[START]
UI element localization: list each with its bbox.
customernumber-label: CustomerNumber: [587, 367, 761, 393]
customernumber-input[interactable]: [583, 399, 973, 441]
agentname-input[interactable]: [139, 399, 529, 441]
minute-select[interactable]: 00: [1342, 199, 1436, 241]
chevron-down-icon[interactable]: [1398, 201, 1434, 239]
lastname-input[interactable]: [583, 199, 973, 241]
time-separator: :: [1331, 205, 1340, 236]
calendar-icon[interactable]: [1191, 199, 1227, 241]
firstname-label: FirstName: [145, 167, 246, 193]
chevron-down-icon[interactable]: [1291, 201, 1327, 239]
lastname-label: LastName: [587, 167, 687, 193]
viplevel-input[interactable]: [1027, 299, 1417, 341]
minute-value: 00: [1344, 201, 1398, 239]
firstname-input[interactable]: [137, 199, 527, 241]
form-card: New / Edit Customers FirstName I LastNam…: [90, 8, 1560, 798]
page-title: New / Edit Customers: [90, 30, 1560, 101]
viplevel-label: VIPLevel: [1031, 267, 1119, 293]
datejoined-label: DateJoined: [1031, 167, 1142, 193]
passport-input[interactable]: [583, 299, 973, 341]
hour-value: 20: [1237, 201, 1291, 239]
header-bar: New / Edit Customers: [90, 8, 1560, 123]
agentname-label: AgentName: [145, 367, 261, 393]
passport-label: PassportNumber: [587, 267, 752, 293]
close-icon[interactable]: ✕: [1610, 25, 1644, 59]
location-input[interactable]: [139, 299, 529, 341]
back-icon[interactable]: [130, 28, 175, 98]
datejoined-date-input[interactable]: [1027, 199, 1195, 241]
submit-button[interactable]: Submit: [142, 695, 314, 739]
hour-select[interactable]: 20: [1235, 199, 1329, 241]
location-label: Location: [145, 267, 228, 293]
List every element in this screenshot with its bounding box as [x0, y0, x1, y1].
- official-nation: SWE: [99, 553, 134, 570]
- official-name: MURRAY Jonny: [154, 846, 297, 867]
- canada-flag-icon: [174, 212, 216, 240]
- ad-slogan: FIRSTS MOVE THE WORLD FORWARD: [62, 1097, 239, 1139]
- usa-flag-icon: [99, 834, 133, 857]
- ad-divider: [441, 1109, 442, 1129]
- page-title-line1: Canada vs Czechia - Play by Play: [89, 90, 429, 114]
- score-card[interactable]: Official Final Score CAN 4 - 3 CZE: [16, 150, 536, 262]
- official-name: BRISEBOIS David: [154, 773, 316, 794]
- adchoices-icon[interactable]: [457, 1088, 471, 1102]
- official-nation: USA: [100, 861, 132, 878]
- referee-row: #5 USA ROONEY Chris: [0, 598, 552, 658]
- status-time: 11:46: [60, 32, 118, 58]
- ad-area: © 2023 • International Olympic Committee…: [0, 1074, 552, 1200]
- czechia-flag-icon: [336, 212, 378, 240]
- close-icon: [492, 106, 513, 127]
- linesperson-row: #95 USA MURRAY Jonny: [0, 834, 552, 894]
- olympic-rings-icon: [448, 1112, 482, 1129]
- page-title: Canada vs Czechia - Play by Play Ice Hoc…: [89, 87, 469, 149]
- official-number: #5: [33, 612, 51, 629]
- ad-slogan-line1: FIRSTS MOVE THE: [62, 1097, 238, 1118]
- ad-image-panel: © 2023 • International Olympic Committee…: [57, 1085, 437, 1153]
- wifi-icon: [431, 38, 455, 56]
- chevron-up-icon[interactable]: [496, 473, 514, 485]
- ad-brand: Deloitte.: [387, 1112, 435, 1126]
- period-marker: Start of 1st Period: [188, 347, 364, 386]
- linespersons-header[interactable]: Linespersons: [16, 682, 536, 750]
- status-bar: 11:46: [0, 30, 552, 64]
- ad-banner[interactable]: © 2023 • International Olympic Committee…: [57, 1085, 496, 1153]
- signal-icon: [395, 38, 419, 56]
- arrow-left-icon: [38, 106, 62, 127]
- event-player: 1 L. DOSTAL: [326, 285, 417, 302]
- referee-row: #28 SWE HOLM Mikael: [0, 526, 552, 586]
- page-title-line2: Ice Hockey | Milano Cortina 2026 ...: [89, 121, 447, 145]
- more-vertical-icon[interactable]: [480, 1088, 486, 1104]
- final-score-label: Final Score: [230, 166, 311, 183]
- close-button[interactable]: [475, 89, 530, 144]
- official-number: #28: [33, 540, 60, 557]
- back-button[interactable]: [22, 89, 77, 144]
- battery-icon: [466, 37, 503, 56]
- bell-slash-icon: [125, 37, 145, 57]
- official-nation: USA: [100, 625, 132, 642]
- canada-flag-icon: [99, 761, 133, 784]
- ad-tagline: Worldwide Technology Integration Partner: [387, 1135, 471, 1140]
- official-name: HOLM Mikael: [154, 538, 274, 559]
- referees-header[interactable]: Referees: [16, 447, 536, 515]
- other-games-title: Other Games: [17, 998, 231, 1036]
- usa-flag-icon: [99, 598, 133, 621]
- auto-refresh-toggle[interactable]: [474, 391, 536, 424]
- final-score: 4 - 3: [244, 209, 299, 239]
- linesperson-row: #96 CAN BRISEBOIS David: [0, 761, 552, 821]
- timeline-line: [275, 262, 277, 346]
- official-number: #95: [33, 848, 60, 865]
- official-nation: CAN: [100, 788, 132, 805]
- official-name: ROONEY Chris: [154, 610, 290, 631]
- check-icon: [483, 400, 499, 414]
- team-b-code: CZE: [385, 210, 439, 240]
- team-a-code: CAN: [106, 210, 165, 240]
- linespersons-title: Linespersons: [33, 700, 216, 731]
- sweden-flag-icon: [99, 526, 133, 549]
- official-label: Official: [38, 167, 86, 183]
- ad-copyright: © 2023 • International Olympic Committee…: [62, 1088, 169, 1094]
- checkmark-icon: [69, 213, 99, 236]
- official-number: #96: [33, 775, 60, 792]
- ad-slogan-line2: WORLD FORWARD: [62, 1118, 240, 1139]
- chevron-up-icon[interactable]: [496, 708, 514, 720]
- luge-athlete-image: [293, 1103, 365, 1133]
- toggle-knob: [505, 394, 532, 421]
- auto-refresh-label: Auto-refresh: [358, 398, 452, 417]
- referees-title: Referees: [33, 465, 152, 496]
[END]
Write out all of the lines above word for word.

UI element localization: list each with its bbox.
customernumber-label: CustomerNumber: [587, 367, 761, 393]
customernumber-input[interactable]: [583, 399, 973, 441]
agentname-input[interactable]: [139, 399, 529, 441]
minute-select[interactable]: 00: [1342, 199, 1436, 241]
chevron-down-icon[interactable]: [1398, 201, 1434, 239]
lastname-input[interactable]: [583, 199, 973, 241]
time-separator: :: [1331, 205, 1340, 236]
calendar-icon[interactable]: [1191, 199, 1227, 241]
firstname-label: FirstName: [145, 167, 246, 193]
chevron-down-icon[interactable]: [1291, 201, 1327, 239]
lastname-label: LastName: [587, 167, 687, 193]
viplevel-input[interactable]: [1027, 299, 1417, 341]
minute-value: 00: [1344, 201, 1398, 239]
firstname-input[interactable]: [137, 199, 527, 241]
form-card: New / Edit Customers FirstName I LastNam…: [90, 8, 1560, 798]
page-title: New / Edit Customers: [90, 30, 1560, 101]
viplevel-label: VIPLevel: [1031, 267, 1119, 293]
datejoined-label: DateJoined: [1031, 167, 1142, 193]
passport-input[interactable]: [583, 299, 973, 341]
hour-value: 20: [1237, 201, 1291, 239]
header-bar: New / Edit Customers: [90, 8, 1560, 123]
agentname-label: AgentName: [145, 367, 261, 393]
passport-label: PassportNumber: [587, 267, 752, 293]
close-icon[interactable]: ✕: [1610, 25, 1644, 59]
location-input[interactable]: [139, 299, 529, 341]
back-icon[interactable]: [130, 28, 175, 98]
datejoined-date-input[interactable]: [1027, 199, 1195, 241]
submit-button[interactable]: Submit: [142, 695, 314, 739]
hour-select[interactable]: 20: [1235, 199, 1329, 241]
location-label: Location: [145, 267, 228, 293]
List every element in this screenshot with its bounding box as [x0, y0, x1, y1].
- official-nation: SWE: [99, 553, 134, 570]
- official-name: MURRAY Jonny: [154, 846, 297, 867]
- canada-flag-icon: [174, 212, 216, 240]
- ad-slogan: FIRSTS MOVE THE WORLD FORWARD: [62, 1097, 239, 1139]
- usa-flag-icon: [99, 834, 133, 857]
- ad-divider: [441, 1109, 442, 1129]
- page-title-line1: Canada vs Czechia - Play by Play: [89, 90, 429, 114]
- score-card[interactable]: Official Final Score CAN 4 - 3 CZE: [16, 150, 536, 262]
- official-name: BRISEBOIS David: [154, 773, 316, 794]
- adchoices-icon[interactable]: [457, 1088, 471, 1102]
- official-nation: USA: [100, 861, 132, 878]
- referee-row: #5 USA ROONEY Chris: [0, 598, 552, 658]
- status-time: 11:46: [60, 32, 118, 58]
- ad-area: © 2023 • International Olympic Committee…: [0, 1074, 552, 1200]
- czechia-flag-icon: [336, 212, 378, 240]
- close-icon: [492, 106, 513, 127]
- linesperson-row: #95 USA MURRAY Jonny: [0, 834, 552, 894]
- olympic-rings-icon: [448, 1112, 482, 1129]
- page-title: Canada vs Czechia - Play by Play Ice Hoc…: [89, 87, 469, 149]
- official-number: #5: [33, 612, 51, 629]
- ad-slogan-line1: FIRSTS MOVE THE: [62, 1097, 238, 1118]
- ad-image-panel: © 2023 • International Olympic Committee…: [57, 1085, 437, 1153]
- wifi-icon: [431, 38, 455, 56]
- chevron-up-icon[interactable]: [496, 473, 514, 485]
- ad-brand: Deloitte.: [387, 1112, 435, 1126]
- period-marker: Start of 1st Period: [188, 347, 364, 386]
- linespersons-header[interactable]: Linespersons: [16, 682, 536, 750]
- status-bar: 11:46: [0, 30, 552, 64]
- ad-banner[interactable]: © 2023 • International Olympic Committee…: [57, 1085, 496, 1153]
- signal-icon: [395, 38, 419, 56]
- arrow-left-icon: [38, 106, 62, 127]
- event-player: 1 L. DOSTAL: [326, 285, 417, 302]
- referee-row: #28 SWE HOLM Mikael: [0, 526, 552, 586]
- page-title-line2: Ice Hockey | Milano Cortina 2026 ...: [89, 121, 447, 145]
- more-vertical-icon[interactable]: [480, 1088, 486, 1104]
- final-score-label: Final Score: [230, 166, 311, 183]
- close-button[interactable]: [475, 89, 530, 144]
- official-number: #28: [33, 540, 60, 557]
- back-button[interactable]: [22, 89, 77, 144]
- battery-icon: [466, 37, 503, 56]
- bell-slash-icon: [125, 37, 145, 57]
- official-nation: USA: [100, 625, 132, 642]
- canada-flag-icon: [99, 761, 133, 784]
- ad-tagline: Worldwide Technology Integration Partner: [387, 1135, 471, 1140]
- official-name: HOLM Mikael: [154, 538, 274, 559]
- referees-header[interactable]: Referees: [16, 447, 536, 515]
- other-games-title: Other Games: [17, 998, 231, 1036]
- usa-flag-icon: [99, 598, 133, 621]
- auto-refresh-toggle[interactable]: [474, 391, 536, 424]
- final-score: 4 - 3: [244, 209, 299, 239]
- linesperson-row: #96 CAN BRISEBOIS David: [0, 761, 552, 821]
- timeline-line: [275, 262, 277, 346]
- official-number: #95: [33, 848, 60, 865]
- official-nation: CAN: [100, 788, 132, 805]
- official-name: ROONEY Chris: [154, 610, 290, 631]
- check-icon: [483, 400, 499, 414]
- team-b-code: CZE: [385, 210, 439, 240]
- team-a-code: CAN: [106, 210, 165, 240]
- linespersons-title: Linespersons: [33, 700, 216, 731]
- sweden-flag-icon: [99, 526, 133, 549]
- official-label: Official: [38, 167, 86, 183]
- ad-copyright: © 2023 • International Olympic Committee…: [62, 1088, 169, 1094]
- checkmark-icon: [69, 213, 99, 236]
- official-number: #96: [33, 775, 60, 792]
- ad-slogan-line2: WORLD FORWARD: [62, 1118, 240, 1139]
- chevron-up-icon[interactable]: [496, 708, 514, 720]
- luge-athlete-image: [293, 1103, 365, 1133]
- toggle-knob: [505, 394, 532, 421]
- auto-refresh-label: Auto-refresh: [358, 398, 452, 417]
- referees-title: Referees: [33, 465, 152, 496]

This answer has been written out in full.